◆ PROBLEM: Find the lines below that contain the string "name". Copy each one.

◆ DATASET RECORDS:
━━━━━━━━━━

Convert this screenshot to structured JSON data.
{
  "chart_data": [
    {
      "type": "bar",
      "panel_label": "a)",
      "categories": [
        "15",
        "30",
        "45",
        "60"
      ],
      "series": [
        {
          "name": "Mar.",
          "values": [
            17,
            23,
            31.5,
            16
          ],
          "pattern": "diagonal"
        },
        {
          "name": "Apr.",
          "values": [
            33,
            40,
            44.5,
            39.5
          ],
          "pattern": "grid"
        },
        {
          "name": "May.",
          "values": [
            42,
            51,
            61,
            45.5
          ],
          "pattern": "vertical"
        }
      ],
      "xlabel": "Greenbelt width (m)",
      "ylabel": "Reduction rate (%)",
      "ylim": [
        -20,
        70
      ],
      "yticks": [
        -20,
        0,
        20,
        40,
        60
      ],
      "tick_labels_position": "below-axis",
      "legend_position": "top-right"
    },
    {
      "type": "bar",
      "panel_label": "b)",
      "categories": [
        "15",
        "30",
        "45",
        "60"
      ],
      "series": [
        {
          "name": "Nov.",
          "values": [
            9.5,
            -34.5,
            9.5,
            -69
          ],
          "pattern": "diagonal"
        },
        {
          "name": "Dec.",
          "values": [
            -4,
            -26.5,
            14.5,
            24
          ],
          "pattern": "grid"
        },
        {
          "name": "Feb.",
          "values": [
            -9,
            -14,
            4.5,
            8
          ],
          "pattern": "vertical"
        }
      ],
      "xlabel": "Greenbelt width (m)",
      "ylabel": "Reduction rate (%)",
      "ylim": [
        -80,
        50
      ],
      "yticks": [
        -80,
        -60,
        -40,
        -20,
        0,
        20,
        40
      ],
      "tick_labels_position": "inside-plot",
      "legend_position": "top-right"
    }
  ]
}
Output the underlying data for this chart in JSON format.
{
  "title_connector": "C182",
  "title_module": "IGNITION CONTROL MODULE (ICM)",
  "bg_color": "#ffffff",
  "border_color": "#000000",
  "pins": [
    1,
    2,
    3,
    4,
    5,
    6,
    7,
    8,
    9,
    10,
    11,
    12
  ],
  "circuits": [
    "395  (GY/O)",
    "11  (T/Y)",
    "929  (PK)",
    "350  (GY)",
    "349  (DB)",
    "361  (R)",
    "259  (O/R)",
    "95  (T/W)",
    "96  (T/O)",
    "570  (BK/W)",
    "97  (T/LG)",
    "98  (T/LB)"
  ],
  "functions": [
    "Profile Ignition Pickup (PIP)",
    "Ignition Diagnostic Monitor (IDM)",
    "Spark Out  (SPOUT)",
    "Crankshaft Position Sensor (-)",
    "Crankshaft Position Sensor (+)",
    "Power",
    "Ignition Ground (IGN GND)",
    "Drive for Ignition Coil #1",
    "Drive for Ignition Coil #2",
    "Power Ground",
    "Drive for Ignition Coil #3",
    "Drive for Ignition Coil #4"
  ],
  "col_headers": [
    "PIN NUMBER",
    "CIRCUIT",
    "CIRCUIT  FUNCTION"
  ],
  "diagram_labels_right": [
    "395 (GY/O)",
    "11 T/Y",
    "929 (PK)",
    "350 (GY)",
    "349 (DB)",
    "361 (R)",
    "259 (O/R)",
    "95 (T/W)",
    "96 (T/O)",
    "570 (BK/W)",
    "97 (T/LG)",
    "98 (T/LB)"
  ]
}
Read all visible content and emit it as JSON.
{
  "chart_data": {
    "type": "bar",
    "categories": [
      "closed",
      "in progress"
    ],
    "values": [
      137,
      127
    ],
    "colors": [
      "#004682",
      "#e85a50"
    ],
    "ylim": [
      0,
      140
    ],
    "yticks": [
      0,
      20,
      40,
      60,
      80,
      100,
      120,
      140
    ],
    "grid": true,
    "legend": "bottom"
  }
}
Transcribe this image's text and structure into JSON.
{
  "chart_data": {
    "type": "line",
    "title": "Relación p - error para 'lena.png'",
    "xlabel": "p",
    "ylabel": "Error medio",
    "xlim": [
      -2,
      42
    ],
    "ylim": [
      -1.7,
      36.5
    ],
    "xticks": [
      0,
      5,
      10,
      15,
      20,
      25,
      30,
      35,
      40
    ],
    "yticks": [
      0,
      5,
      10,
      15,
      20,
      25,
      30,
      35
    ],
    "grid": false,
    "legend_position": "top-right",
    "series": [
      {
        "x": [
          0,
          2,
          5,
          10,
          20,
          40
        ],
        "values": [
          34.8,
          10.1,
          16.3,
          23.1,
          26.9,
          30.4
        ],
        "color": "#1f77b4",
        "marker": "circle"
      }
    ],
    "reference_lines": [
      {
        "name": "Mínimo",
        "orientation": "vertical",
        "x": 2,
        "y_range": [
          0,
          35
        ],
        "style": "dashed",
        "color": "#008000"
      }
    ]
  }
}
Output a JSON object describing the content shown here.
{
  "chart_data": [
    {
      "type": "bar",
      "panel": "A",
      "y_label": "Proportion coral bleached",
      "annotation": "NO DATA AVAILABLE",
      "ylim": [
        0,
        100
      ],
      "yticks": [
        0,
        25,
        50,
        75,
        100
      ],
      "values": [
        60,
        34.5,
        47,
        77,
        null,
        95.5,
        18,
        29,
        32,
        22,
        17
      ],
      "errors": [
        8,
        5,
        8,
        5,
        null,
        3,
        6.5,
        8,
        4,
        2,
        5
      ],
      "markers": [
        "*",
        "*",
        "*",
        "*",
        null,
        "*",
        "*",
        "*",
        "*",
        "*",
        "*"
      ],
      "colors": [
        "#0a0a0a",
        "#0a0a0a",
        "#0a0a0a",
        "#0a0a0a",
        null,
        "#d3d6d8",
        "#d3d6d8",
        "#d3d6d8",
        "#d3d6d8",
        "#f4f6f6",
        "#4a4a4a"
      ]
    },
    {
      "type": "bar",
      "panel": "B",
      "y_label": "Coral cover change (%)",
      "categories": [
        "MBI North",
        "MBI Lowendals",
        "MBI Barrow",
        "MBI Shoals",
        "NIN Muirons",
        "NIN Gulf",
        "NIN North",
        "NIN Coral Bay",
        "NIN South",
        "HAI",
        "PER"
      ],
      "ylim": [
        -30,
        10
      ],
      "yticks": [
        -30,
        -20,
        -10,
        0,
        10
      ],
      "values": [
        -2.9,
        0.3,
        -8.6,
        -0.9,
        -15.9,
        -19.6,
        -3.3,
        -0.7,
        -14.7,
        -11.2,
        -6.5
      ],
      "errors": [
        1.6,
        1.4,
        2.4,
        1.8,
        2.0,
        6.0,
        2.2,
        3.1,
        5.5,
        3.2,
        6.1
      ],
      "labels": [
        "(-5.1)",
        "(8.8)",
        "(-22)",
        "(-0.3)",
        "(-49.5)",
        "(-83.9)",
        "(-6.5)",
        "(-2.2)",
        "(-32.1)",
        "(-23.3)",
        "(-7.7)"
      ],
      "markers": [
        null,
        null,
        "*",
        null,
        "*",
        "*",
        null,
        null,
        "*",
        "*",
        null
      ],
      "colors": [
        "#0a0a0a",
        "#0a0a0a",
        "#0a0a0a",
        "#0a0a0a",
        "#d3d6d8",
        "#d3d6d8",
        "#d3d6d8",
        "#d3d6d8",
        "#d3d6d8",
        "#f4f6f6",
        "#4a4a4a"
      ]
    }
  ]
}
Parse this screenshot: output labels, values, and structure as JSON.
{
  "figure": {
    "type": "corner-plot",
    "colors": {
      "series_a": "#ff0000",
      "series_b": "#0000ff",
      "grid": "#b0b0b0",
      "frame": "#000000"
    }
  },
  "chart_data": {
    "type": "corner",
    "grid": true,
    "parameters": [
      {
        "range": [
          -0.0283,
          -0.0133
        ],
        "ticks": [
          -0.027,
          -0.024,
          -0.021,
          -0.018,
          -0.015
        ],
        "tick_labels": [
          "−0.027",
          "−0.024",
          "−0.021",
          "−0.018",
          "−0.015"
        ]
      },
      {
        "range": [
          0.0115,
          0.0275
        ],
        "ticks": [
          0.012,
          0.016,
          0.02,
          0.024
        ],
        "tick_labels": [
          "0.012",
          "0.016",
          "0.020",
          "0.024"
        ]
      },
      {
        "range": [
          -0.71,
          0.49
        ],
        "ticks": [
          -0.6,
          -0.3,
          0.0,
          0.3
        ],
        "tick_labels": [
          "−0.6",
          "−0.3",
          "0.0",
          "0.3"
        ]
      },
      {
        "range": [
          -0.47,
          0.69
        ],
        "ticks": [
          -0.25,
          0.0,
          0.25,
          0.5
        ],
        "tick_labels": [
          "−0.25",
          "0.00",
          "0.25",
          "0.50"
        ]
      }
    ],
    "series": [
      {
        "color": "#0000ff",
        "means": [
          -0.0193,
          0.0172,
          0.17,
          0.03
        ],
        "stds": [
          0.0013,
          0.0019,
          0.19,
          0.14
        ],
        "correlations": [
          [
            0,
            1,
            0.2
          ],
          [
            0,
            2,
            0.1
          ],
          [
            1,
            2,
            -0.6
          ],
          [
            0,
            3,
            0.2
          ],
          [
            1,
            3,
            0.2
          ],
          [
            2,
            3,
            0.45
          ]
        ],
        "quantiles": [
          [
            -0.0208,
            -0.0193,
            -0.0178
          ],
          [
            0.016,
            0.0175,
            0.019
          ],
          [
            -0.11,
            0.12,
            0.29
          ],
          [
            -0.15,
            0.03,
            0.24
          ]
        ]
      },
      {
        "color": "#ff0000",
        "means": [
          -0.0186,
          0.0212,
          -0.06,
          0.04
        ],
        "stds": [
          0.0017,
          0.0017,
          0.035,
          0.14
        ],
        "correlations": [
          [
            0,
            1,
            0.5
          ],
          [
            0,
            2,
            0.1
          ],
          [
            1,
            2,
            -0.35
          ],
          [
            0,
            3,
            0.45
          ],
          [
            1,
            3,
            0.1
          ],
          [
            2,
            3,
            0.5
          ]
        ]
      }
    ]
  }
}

━━━━━━━━━━

◆ PROBLEM SOLUTION:
          "name": "Mar.",
          "name": "Apr.",
          "name": "May.",
          "name": "Nov.",
          "name": "Dec.",
          "name": "Feb.",
        "name": "Mínimo",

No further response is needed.